* _Instructions for the task_
Rewrite every line of the listing below with "localize" changed to "locate" and nothing else altered. Leave out the pictures.

▶

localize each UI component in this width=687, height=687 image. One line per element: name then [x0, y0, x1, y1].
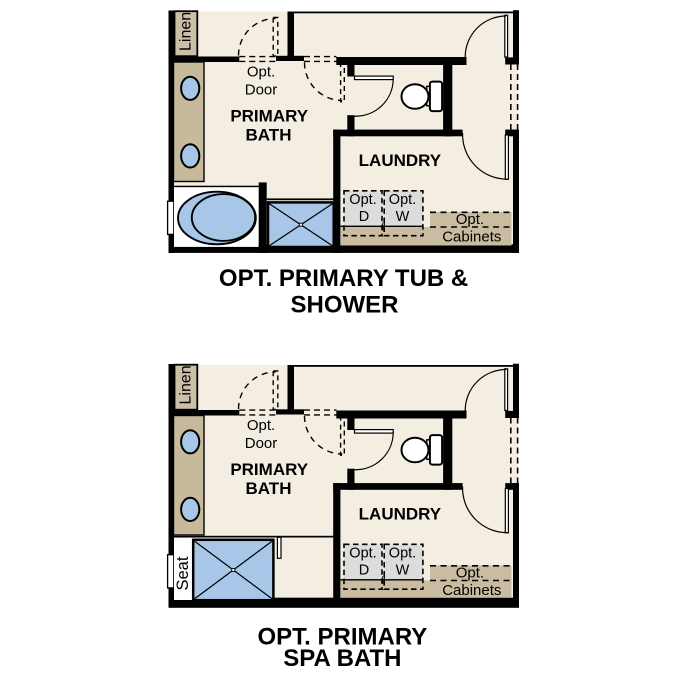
svg-text:SHOWER: SHOWER: [291, 291, 399, 318]
svg-text:OPT. PRIMARY TUB &: OPT. PRIMARY TUB &: [219, 265, 468, 292]
svg-text:SPA BATH: SPA BATH: [283, 645, 401, 672]
svg-text:Seat: Seat: [174, 556, 192, 590]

◀

* _Written response_
locate each UI component in this width=687, height=687 image. One line per element: name then [x0, y0, x1, y1].
svg-text:SHOWER: SHOWER: [291, 291, 399, 318]
svg-text:OPT. PRIMARY TUB &: OPT. PRIMARY TUB &: [219, 265, 468, 292]
svg-text:SPA BATH: SPA BATH: [283, 645, 401, 672]
svg-text:Seat: Seat: [174, 556, 192, 590]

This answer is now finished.